What is being asked
Exactly repeat the line that contains "Output the text content of this document.", then every line after it up to and including the final line.

Dataset excerpts

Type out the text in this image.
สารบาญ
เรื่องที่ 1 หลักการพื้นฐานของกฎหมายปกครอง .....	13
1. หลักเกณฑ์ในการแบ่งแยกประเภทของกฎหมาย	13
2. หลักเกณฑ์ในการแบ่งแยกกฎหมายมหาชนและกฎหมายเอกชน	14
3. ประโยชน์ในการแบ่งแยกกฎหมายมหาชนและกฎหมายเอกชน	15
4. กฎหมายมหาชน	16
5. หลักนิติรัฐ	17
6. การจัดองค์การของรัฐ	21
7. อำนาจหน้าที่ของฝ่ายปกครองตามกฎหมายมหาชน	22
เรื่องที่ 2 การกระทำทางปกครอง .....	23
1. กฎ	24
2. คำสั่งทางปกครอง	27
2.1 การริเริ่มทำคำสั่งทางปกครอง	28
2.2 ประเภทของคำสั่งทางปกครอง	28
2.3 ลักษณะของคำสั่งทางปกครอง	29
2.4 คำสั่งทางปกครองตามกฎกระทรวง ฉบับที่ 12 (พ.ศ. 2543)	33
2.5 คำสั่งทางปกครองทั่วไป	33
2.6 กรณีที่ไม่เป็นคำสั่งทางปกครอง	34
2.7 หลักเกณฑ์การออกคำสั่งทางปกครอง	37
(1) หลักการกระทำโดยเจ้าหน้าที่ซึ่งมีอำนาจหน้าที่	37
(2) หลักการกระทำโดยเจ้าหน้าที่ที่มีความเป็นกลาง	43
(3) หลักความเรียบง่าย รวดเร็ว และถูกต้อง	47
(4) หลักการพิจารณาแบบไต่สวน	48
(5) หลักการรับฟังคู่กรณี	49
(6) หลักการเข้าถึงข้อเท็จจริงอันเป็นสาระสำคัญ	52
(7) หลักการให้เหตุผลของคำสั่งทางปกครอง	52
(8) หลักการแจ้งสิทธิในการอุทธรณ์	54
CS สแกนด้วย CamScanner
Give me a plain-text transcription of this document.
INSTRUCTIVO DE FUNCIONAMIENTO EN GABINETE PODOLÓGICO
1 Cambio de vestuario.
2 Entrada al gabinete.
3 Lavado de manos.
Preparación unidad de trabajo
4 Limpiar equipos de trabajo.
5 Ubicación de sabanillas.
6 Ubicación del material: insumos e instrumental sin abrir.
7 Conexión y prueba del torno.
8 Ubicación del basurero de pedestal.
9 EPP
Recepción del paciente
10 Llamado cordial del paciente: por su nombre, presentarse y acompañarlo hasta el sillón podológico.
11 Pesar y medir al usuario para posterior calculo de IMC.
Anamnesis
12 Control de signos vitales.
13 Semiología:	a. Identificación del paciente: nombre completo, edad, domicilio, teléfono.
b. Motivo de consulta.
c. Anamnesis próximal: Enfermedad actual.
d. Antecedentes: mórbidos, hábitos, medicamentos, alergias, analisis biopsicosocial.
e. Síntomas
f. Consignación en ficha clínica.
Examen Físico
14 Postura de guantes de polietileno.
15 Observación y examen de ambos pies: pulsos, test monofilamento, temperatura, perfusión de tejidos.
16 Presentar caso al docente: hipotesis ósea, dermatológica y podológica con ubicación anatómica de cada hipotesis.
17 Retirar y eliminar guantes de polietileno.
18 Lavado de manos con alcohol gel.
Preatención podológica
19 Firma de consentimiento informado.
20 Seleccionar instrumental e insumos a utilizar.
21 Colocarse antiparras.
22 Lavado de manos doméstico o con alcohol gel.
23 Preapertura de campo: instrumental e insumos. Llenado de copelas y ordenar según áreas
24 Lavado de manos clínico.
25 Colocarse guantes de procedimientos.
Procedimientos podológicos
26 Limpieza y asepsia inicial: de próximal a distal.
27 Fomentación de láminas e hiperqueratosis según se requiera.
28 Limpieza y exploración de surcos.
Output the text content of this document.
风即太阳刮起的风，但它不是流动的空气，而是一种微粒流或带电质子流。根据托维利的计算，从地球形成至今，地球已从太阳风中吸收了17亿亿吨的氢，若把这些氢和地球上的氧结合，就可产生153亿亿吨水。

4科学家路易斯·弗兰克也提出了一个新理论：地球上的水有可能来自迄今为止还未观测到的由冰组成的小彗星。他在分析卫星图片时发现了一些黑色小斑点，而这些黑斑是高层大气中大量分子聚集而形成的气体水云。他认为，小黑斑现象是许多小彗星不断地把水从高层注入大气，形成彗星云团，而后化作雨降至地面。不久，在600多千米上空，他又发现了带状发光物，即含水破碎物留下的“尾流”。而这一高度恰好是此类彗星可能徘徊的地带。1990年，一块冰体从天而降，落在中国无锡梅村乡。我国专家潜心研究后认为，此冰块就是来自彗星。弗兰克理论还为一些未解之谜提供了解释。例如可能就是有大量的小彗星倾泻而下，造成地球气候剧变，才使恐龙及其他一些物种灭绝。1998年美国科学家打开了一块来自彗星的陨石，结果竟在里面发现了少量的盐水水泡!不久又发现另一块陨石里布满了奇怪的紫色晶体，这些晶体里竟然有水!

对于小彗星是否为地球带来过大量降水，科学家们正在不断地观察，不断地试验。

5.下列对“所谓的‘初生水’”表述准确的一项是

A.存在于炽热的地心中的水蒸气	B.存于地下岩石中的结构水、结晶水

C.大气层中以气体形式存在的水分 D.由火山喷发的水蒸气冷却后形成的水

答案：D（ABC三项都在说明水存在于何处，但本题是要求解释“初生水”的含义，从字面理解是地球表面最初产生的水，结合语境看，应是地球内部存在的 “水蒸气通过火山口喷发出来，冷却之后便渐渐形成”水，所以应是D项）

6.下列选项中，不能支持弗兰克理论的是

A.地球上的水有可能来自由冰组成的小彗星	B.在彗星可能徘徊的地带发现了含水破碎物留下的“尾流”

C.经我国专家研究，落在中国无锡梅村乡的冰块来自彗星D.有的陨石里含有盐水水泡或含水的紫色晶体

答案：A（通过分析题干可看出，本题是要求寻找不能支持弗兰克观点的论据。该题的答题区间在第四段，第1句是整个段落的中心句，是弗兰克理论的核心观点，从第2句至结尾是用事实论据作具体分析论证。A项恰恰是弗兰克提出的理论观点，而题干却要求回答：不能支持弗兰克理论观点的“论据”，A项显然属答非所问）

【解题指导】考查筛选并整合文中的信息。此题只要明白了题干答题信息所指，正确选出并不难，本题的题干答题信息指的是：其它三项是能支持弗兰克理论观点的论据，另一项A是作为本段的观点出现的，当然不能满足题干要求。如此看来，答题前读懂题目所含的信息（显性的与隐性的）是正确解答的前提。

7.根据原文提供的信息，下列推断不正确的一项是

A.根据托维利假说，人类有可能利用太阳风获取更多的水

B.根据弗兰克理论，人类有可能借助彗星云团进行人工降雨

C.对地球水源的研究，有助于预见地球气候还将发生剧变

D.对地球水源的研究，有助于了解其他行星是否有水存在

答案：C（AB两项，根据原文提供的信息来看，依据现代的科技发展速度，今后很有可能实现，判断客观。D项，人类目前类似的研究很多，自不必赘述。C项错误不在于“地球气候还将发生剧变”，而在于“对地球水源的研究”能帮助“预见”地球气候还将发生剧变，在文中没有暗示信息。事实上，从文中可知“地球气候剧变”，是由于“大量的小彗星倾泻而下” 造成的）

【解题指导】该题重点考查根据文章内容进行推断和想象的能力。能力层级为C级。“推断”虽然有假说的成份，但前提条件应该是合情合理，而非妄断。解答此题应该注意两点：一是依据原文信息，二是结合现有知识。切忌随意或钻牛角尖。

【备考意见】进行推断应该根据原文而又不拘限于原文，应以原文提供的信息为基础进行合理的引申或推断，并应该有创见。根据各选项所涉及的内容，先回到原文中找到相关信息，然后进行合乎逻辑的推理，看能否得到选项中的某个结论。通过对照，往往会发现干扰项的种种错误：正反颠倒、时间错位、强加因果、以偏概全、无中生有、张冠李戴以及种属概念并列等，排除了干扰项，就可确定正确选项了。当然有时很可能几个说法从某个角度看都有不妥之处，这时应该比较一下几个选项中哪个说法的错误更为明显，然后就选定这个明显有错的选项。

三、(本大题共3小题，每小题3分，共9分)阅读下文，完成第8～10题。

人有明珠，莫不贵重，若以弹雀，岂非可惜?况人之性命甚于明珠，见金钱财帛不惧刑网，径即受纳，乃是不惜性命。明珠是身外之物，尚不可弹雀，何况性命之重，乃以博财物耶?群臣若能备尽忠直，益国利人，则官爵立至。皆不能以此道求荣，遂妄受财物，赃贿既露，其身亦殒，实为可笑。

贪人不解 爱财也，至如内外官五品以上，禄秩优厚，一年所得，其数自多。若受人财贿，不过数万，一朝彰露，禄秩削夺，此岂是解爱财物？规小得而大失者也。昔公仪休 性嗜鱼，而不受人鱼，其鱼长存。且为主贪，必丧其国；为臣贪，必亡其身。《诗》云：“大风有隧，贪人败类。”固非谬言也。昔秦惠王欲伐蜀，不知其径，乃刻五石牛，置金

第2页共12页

Answer
Output the text content of this document.
风即太阳刮起的风，但它不是流动的空气，而是一种微粒流或带电质子流。根据托维利的计算，从地球形成至今，地球已从太阳风中吸收了17亿亿吨的氢，若把这些氢和地球上的氧结合，就可产生153亿亿吨水。

4科学家路易斯·弗兰克也提出了一个新理论：地球上的水有可能来自迄今为止还未观测到的由冰组成的小彗星。他在分析卫星图片时发现了一些黑色小斑点，而这些黑斑是高层大气中大量分子聚集而形成的气体水云。他认为，小黑斑现象是许多小彗星不断地把水从高层注入大气，形成彗星云团，而后化作雨降至地面。不久，在600多千米上空，他又发现了带状发光物，即含水破碎物留下的“尾流”。而这一高度恰好是此类彗星可能徘徊的地带。1990年，一块冰体从天而降，落在中国无锡梅村乡。我国专家潜心研究后认为，此冰块就是来自彗星。弗兰克理论还为一些未解之谜提供了解释。例如可能就是有大量的小彗星倾泻而下，造成地球气候剧变，才使恐龙及其他一些物种灭绝。1998年美国科学家打开了一块来自彗星的陨石，结果竟在里面发现了少量的盐水水泡!不久又发现另一块陨石里布满了奇怪的紫色晶体，这些晶体里竟然有水!

对于小彗星是否为地球带来过大量降水，科学家们正在不断地观察，不断地试验。

5.下列对“所谓的‘初生水’”表述准确的一项是

A.存在于炽热的地心中的水蒸气	B.存于地下岩石中的结构水、结晶水

C.大气层中以气体形式存在的水分 D.由火山喷发的水蒸气冷却后形成的水

答案：D（ABC三项都在说明水存在于何处，但本题是要求解释“初生水”的含义，从字面理解是地球表面最初产生的水，结合语境看，应是地球内部存在的 “水蒸气通过火山口喷发出来，冷却之后便渐渐形成”水，所以应是D项）

6.下列选项中，不能支持弗兰克理论的是

A.地球上的水有可能来自由冰组成的小彗星	B.在彗星可能徘徊的地带发现了含水破碎物留下的“尾流”

C.经我国专家研究，落在中国无锡梅村乡的冰块来自彗星D.有的陨石里含有盐水水泡或含水的紫色晶体

答案：A（通过分析题干可看出，本题是要求寻找不能支持弗兰克观点的论据。该题的答题区间在第四段，第1句是整个段落的中心句，是弗兰克理论的核心观点，从第2句至结尾是用事实论据作具体分析论证。A项恰恰是弗兰克提出的理论观点，而题干却要求回答：不能支持弗兰克理论观点的“论据”，A项显然属答非所问）

【解题指导】考查筛选并整合文中的信息。此题只要明白了题干答题信息所指，正确选出并不难，本题的题干答题信息指的是：其它三项是能支持弗兰克理论观点的论据，另一项A是作为本段的观点出现的，当然不能满足题干要求。如此看来，答题前读懂题目所含的信息（显性的与隐性的）是正确解答的前提。

7.根据原文提供的信息，下列推断不正确的一项是

A.根据托维利假说，人类有可能利用太阳风获取更多的水

B.根据弗兰克理论，人类有可能借助彗星云团进行人工降雨

C.对地球水源的研究，有助于预见地球气候还将发生剧变

D.对地球水源的研究，有助于了解其他行星是否有水存在

答案：C（AB两项，根据原文提供的信息来看，依据现代的科技发展速度，今后很有可能实现，判断客观。D项，人类目前类似的研究很多，自不必赘述。C项错误不在于“地球气候还将发生剧变”，而在于“对地球水源的研究”能帮助“预见”地球气候还将发生剧变，在文中没有暗示信息。事实上，从文中可知“地球气候剧变”，是由于“大量的小彗星倾泻而下” 造成的）

【解题指导】该题重点考查根据文章内容进行推断和想象的能力。能力层级为C级。“推断”虽然有假说的成份，但前提条件应该是合情合理，而非妄断。解答此题应该注意两点：一是依据原文信息，二是结合现有知识。切忌随意或钻牛角尖。

【备考意见】进行推断应该根据原文而又不拘限于原文，应以原文提供的信息为基础进行合理的引申或推断，并应该有创见。根据各选项所涉及的内容，先回到原文中找到相关信息，然后进行合乎逻辑的推理，看能否得到选项中的某个结论。通过对照，往往会发现干扰项的种种错误：正反颠倒、时间错位、强加因果、以偏概全、无中生有、张冠李戴以及种属概念并列等，排除了干扰项，就可确定正确选项了。当然有时很可能几个说法从某个角度看都有不妥之处，这时应该比较一下几个选项中哪个说法的错误更为明显，然后就选定这个明显有错的选项。

三、(本大题共3小题，每小题3分，共9分)阅读下文，完成第8～10题。

人有明珠，莫不贵重，若以弹雀，岂非可惜?况人之性命甚于明珠，见金钱财帛不惧刑网，径即受纳，乃是不惜性命。明珠是身外之物，尚不可弹雀，何况性命之重，乃以博财物耶?群臣若能备尽忠直，益国利人，则官爵立至。皆不能以此道求荣，遂妄受财物，赃贿既露，其身亦殒，实为可笑。

贪人不解 爱财也，至如内外官五品以上，禄秩优厚，一年所得，其数自多。若受人财贿，不过数万，一朝彰露，禄秩削夺，此岂是解爱财物？规小得而大失者也。昔公仪休 性嗜鱼，而不受人鱼，其鱼长存。且为主贪，必丧其国；为臣贪，必亡其身。《诗》云：“大风有隧，贪人败类。”固非谬言也。昔秦惠王欲伐蜀，不知其径，乃刻五石牛，置金

第2页共12页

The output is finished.